Each record that follows should be repeated exactly, minus any images.

--- start of MATERIAL SHOWN ---

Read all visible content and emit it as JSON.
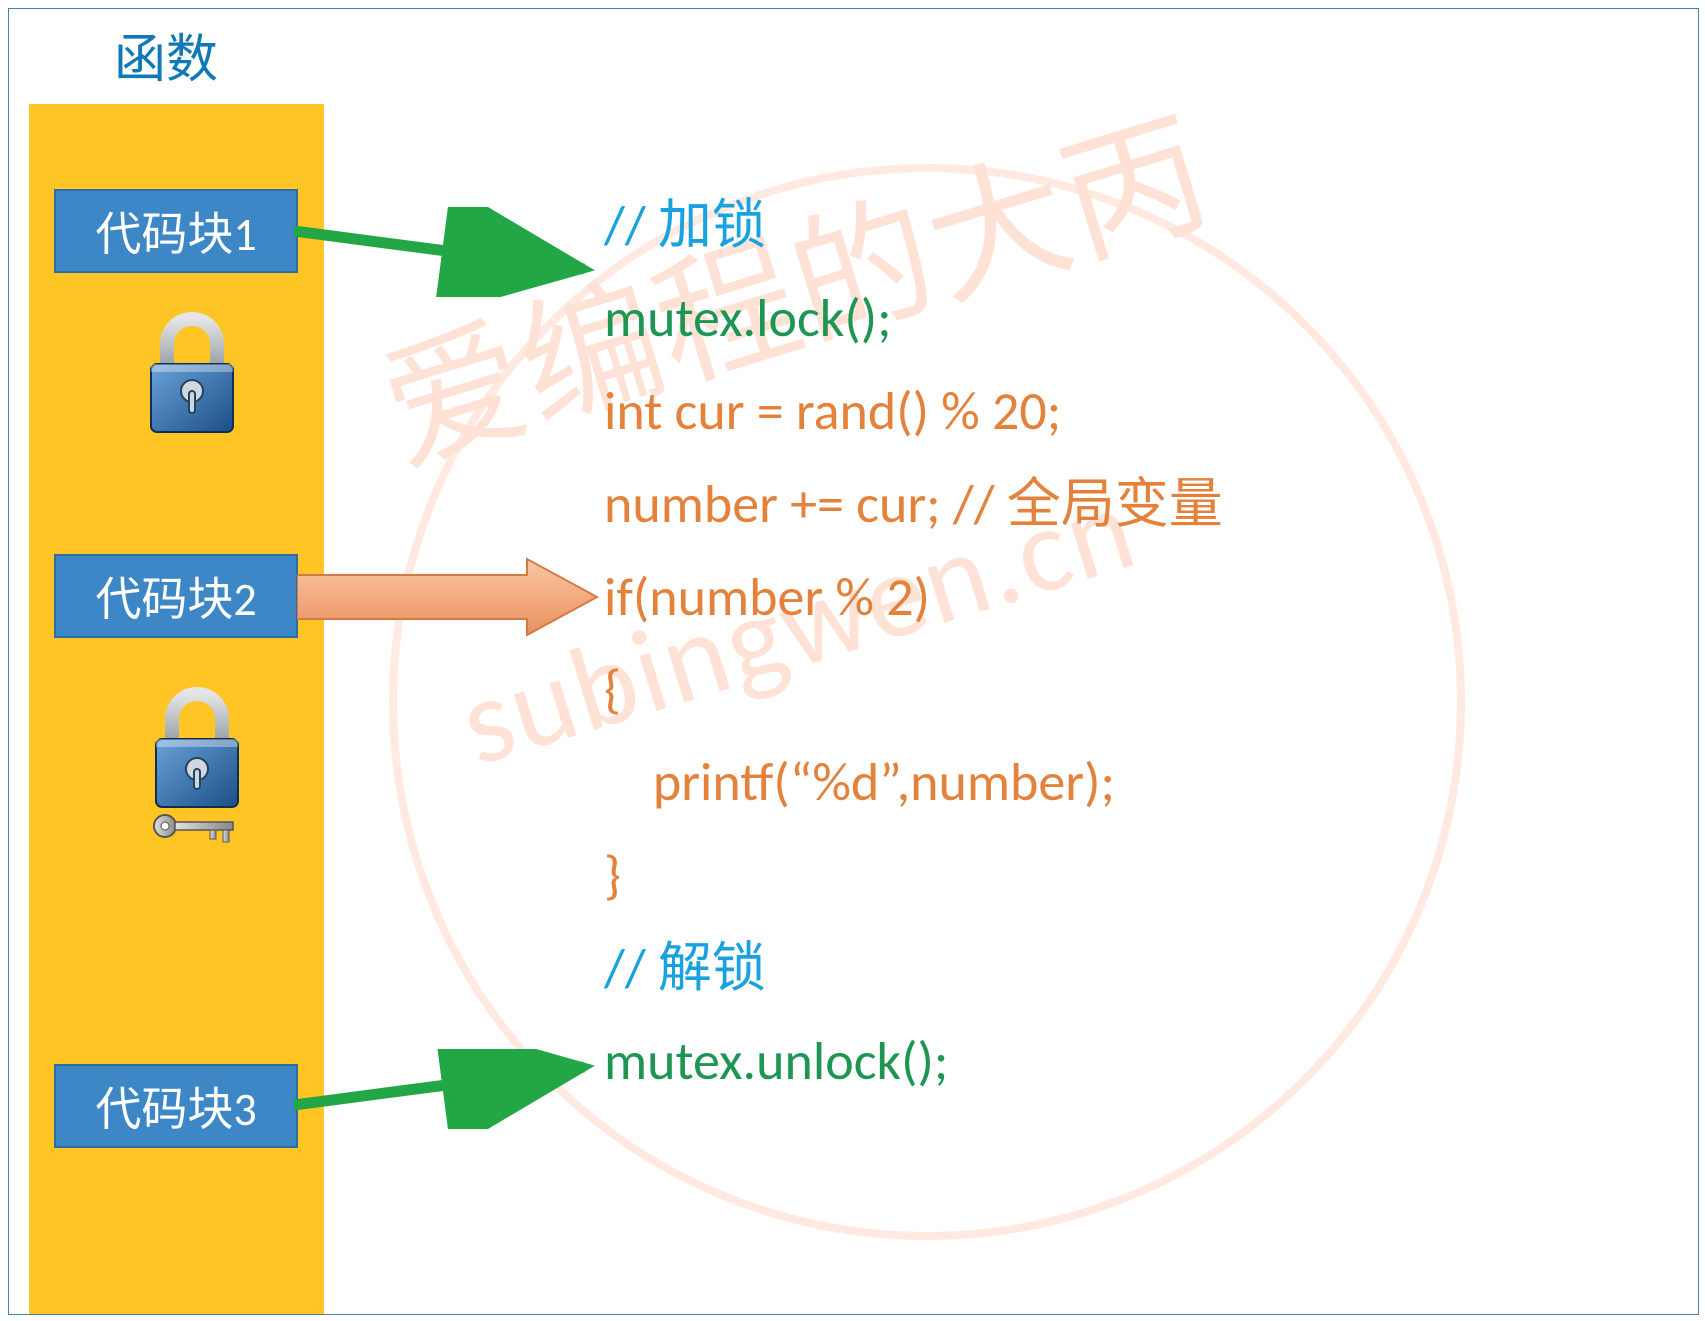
{
  "diagram": {
    "title": "函数",
    "blocks": {
      "b1": "代码块1",
      "b2": "代码块2",
      "b3": "代码块3"
    },
    "icons": {
      "lock1_name": "lock-closed-icon",
      "lock2_name": "lock-with-key-icon"
    },
    "arrows": {
      "a1_name": "arrow-block1-to-code",
      "a2_name": "arrow-block2-to-code",
      "a3_name": "arrow-block3-to-code"
    }
  },
  "code": {
    "c1": "// 加锁",
    "l1": "mutex.lock();",
    "l2": "int cur = rand() % 20;",
    "l3a": "number += cur; ",
    "l3b": "// 全局变量",
    "l4": "if(number % 2)",
    "l5": "{",
    "l6": "    printf(“%d”,number);",
    "l7": "}",
    "c2": "// 解锁",
    "l8": "mutex.unlock();"
  },
  "watermark": {
    "line1": "爱编程的大丙",
    "line2": "subingwen.cn"
  },
  "colors": {
    "column_bg": "#ffc524",
    "box_bg": "#3d87c6",
    "arrow_green": "#23a746",
    "arrow_orange": "#f1a77a",
    "comment": "#1aa1e0",
    "code_green": "#1e9653",
    "code_orange": "#e4813b"
  }
}
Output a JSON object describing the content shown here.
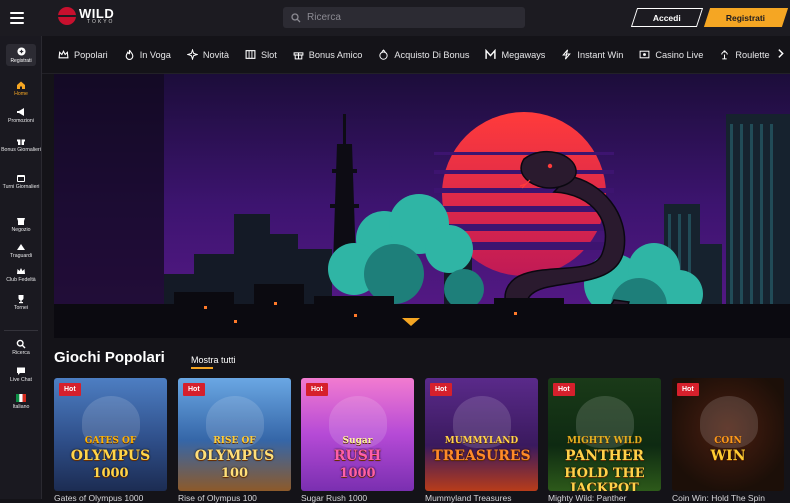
{
  "header": {
    "logo_word": "WILD",
    "logo_sub": "TOKYO",
    "search_placeholder": "Ricerca",
    "login_label": "Accedi",
    "register_label": "Registrati"
  },
  "sidebar": {
    "register_label": "Registrati",
    "items": [
      {
        "label": "Home",
        "icon": "home-icon",
        "active": true
      },
      {
        "label": "Promozioni",
        "icon": "megaphone-icon"
      },
      {
        "label": "Bonus Giornalieri",
        "icon": "gift-icon"
      },
      {
        "label": "Turni Giornalieri",
        "icon": "calendar-icon"
      },
      {
        "label": "Negozio",
        "icon": "shop-icon"
      },
      {
        "label": "Traguardi",
        "icon": "target-icon"
      },
      {
        "label": "Club Fedeltà",
        "icon": "crown-icon"
      },
      {
        "label": "Tornei",
        "icon": "trophy-icon"
      },
      {
        "label": "Ricerca",
        "icon": "search-icon"
      },
      {
        "label": "Live Chat",
        "icon": "chat-icon"
      },
      {
        "label": "Italiano",
        "icon": "italy-flag-icon"
      }
    ]
  },
  "categories": [
    {
      "label": "Popolari",
      "icon": "crown-icon"
    },
    {
      "label": "In Voga",
      "icon": "flame-icon"
    },
    {
      "label": "Novità",
      "icon": "sparkle-icon"
    },
    {
      "label": "Slot",
      "icon": "slot-icon"
    },
    {
      "label": "Bonus Amico",
      "icon": "gift-box-icon"
    },
    {
      "label": "Acquisto Di Bonus",
      "icon": "star-bag-icon"
    },
    {
      "label": "Megaways",
      "icon": "m-logo-icon"
    },
    {
      "label": "Instant Win",
      "icon": "lightning-icon"
    },
    {
      "label": "Casino Live",
      "icon": "live-icon"
    },
    {
      "label": "Roulette",
      "icon": "roulette-icon"
    },
    {
      "label": "",
      "icon": "chevron-right-icon"
    }
  ],
  "section": {
    "title": "Giochi Popolari",
    "show_all": "Mostra tutti"
  },
  "games": [
    {
      "name": "Gates of Olympus 1000",
      "badge": "Hot",
      "art_line1": "GATES OF",
      "art_line2": "OLYMPUS",
      "art_line3": "1000"
    },
    {
      "name": "Rise of Olympus 100",
      "badge": "Hot",
      "art_line1": "RISE OF",
      "art_line2": "OLYMPUS",
      "art_line3": "100"
    },
    {
      "name": "Sugar Rush 1000",
      "badge": "Hot",
      "art_line1": "Sugar",
      "art_line2": "RUSH",
      "art_line3": "1000"
    },
    {
      "name": "Mummyland Treasures",
      "badge": "Hot",
      "art_line1": "MUMMYLAND",
      "art_line2": "TREASURES",
      "art_line3": ""
    },
    {
      "name": "Mighty Wild: Panther",
      "badge": "Hot",
      "art_line1": "MIGHTY WILD",
      "art_line2": "PANTHER",
      "art_line3": "HOLD THE JACKPOT"
    },
    {
      "name": "Coin Win: Hold The Spin",
      "badge": "Hot",
      "art_line1": "COIN",
      "art_line2": "WIN",
      "art_line3": ""
    }
  ],
  "colors": {
    "accent": "#f5a623",
    "hot": "#d6202c",
    "background": "#141318",
    "sidebar": "#1a1920"
  }
}
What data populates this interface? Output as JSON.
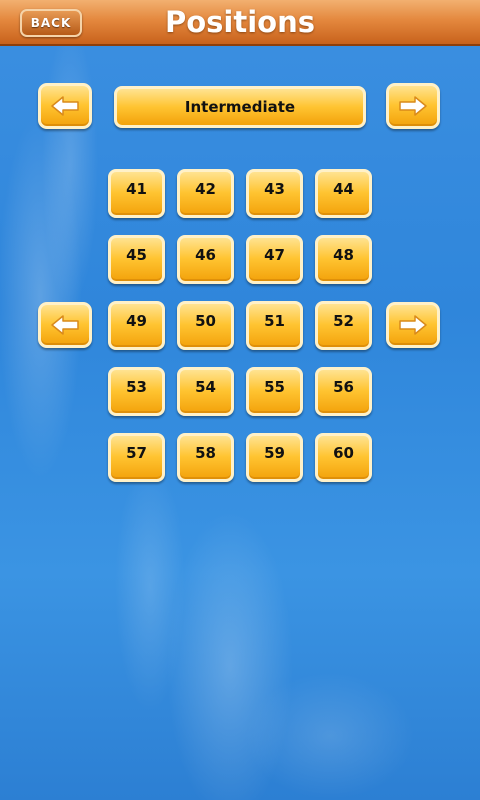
{
  "header": {
    "back_label": "BACK",
    "title": "Positions"
  },
  "level": {
    "name": "Intermediate",
    "prev_icon": "arrow-left-icon",
    "next_icon": "arrow-right-icon"
  },
  "page": {
    "prev_icon": "arrow-left-icon",
    "next_icon": "arrow-right-icon"
  },
  "positions": [
    "41",
    "42",
    "43",
    "44",
    "45",
    "46",
    "47",
    "48",
    "49",
    "50",
    "51",
    "52",
    "53",
    "54",
    "55",
    "56",
    "57",
    "58",
    "59",
    "60"
  ],
  "colors": {
    "header": "#e4883e",
    "button": "#ffc431",
    "sky": "#2f84d9"
  }
}
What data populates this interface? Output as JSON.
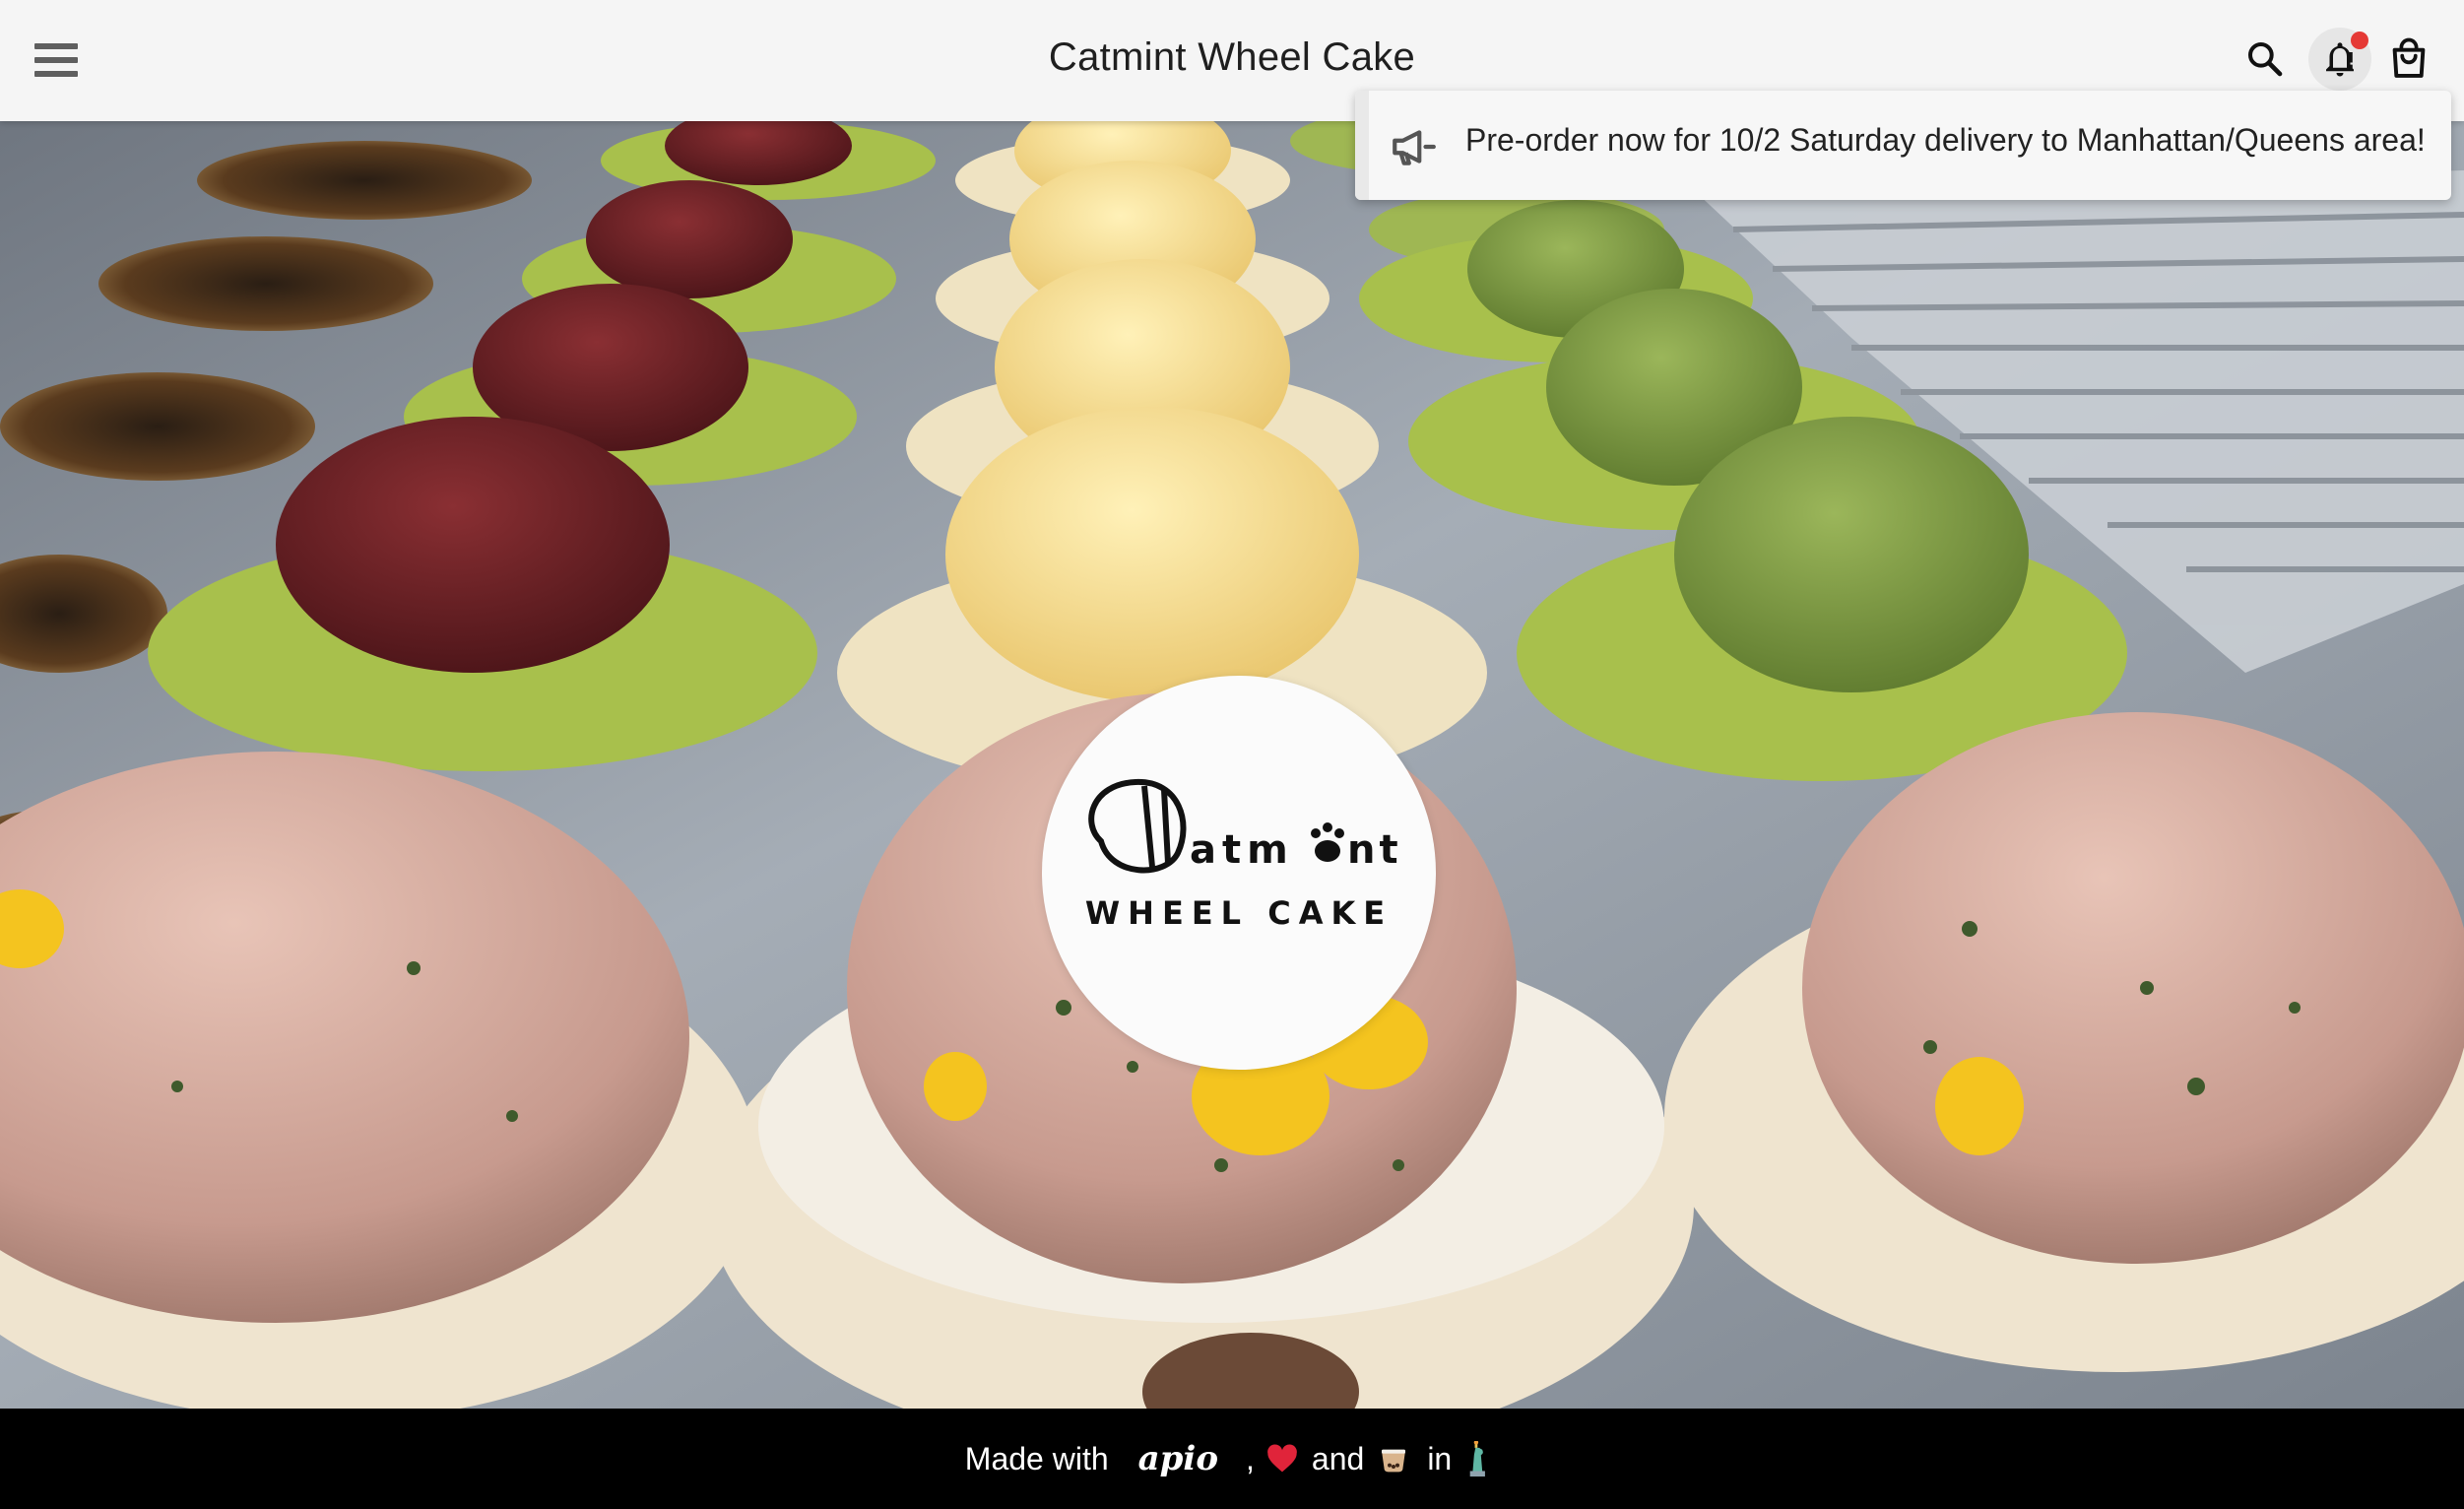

--- end of MATERIAL SHOWN ---

RESPONSE TO THIS EXERCISE:
Read all visible content and emit it as JSON.
{
  "diagram": {
    "title": "函数",
    "blocks": {
      "b1": "代码块1",
      "b2": "代码块2",
      "b3": "代码块3"
    },
    "icons": {
      "lock1_name": "lock-closed-icon",
      "lock2_name": "lock-with-key-icon"
    },
    "arrows": {
      "a1_name": "arrow-block1-to-code",
      "a2_name": "arrow-block2-to-code",
      "a3_name": "arrow-block3-to-code"
    }
  },
  "code": {
    "c1": "// 加锁",
    "l1": "mutex.lock();",
    "l2": "int cur = rand() % 20;",
    "l3a": "number += cur; ",
    "l3b": "// 全局变量",
    "l4": "if(number % 2)",
    "l5": "{",
    "l6": "    printf(“%d”,number);",
    "l7": "}",
    "c2": "// 解锁",
    "l8": "mutex.unlock();"
  },
  "watermark": {
    "line1": "爱编程的大丙",
    "line2": "subingwen.cn"
  },
  "colors": {
    "column_bg": "#ffc524",
    "box_bg": "#3d87c6",
    "arrow_green": "#23a746",
    "arrow_orange": "#f1a77a",
    "comment": "#1aa1e0",
    "code_green": "#1e9653",
    "code_orange": "#e4813b"
  }
}
Output a JSON object describing the content shown here.
{
  "header": {
    "logo_word": "WILD",
    "logo_sub": "TOKYO",
    "search_placeholder": "Ricerca",
    "login_label": "Accedi",
    "register_label": "Registrati"
  },
  "sidebar": {
    "register_label": "Registrati",
    "items": [
      {
        "label": "Home",
        "icon": "home-icon",
        "active": true
      },
      {
        "label": "Promozioni",
        "icon": "megaphone-icon"
      },
      {
        "label": "Bonus Giornalieri",
        "icon": "gift-icon"
      },
      {
        "label": "Turni Giornalieri",
        "icon": "calendar-icon"
      },
      {
        "label": "Negozio",
        "icon": "shop-icon"
      },
      {
        "label": "Traguardi",
        "icon": "target-icon"
      },
      {
        "label": "Club Fedeltà",
        "icon": "crown-icon"
      },
      {
        "label": "Tornei",
        "icon": "trophy-icon"
      },
      {
        "label": "Ricerca",
        "icon": "search-icon"
      },
      {
        "label": "Live Chat",
        "icon": "chat-icon"
      },
      {
        "label": "Italiano",
        "icon": "italy-flag-icon"
      }
    ]
  },
  "categories": [
    {
      "label": "Popolari",
      "icon": "crown-icon"
    },
    {
      "label": "In Voga",
      "icon": "flame-icon"
    },
    {
      "label": "Novità",
      "icon": "sparkle-icon"
    },
    {
      "label": "Slot",
      "icon": "slot-icon"
    },
    {
      "label": "Bonus Amico",
      "icon": "gift-box-icon"
    },
    {
      "label": "Acquisto Di Bonus",
      "icon": "star-bag-icon"
    },
    {
      "label": "Megaways",
      "icon": "m-logo-icon"
    },
    {
      "label": "Instant Win",
      "icon": "lightning-icon"
    },
    {
      "label": "Casino Live",
      "icon": "live-icon"
    },
    {
      "label": "Roulette",
      "icon": "roulette-icon"
    },
    {
      "label": "",
      "icon": "chevron-right-icon"
    }
  ],
  "section": {
    "title": "Giochi Popolari",
    "show_all": "Mostra tutti"
  },
  "games": [
    {
      "name": "Gates of Olympus 1000",
      "badge": "Hot",
      "art_line1": "GATES OF",
      "art_line2": "OLYMPUS",
      "art_line3": "1000"
    },
    {
      "name": "Rise of Olympus 100",
      "badge": "Hot",
      "art_line1": "RISE OF",
      "art_line2": "OLYMPUS",
      "art_line3": "100"
    },
    {
      "name": "Sugar Rush 1000",
      "badge": "Hot",
      "art_line1": "Sugar",
      "art_line2": "RUSH",
      "art_line3": "1000"
    },
    {
      "name": "Mummyland Treasures",
      "badge": "Hot",
      "art_line1": "MUMMYLAND",
      "art_line2": "TREASURES",
      "art_line3": ""
    },
    {
      "name": "Mighty Wild: Panther",
      "badge": "Hot",
      "art_line1": "MIGHTY WILD",
      "art_line2": "PANTHER",
      "art_line3": "HOLD THE JACKPOT"
    },
    {
      "name": "Coin Win: Hold The Spin",
      "badge": "Hot",
      "art_line1": "COIN",
      "art_line2": "WIN",
      "art_line3": ""
    }
  ],
  "colors": {
    "accent": "#f5a623",
    "hot": "#d6202c",
    "background": "#141318",
    "sidebar": "#1a1920"
  }
}
What data populates this interface? Output as JSON.
{
  "header": {
    "back_label": "BACK",
    "title": "Positions"
  },
  "level": {
    "name": "Intermediate",
    "prev_icon": "arrow-left-icon",
    "next_icon": "arrow-right-icon"
  },
  "page": {
    "prev_icon": "arrow-left-icon",
    "next_icon": "arrow-right-icon"
  },
  "positions": [
    "41",
    "42",
    "43",
    "44",
    "45",
    "46",
    "47",
    "48",
    "49",
    "50",
    "51",
    "52",
    "53",
    "54",
    "55",
    "56",
    "57",
    "58",
    "59",
    "60"
  ],
  "colors": {
    "header": "#e4883e",
    "button": "#ffc431",
    "sky": "#2f84d9"
  }
}
What data populates this interface? Output as JSON.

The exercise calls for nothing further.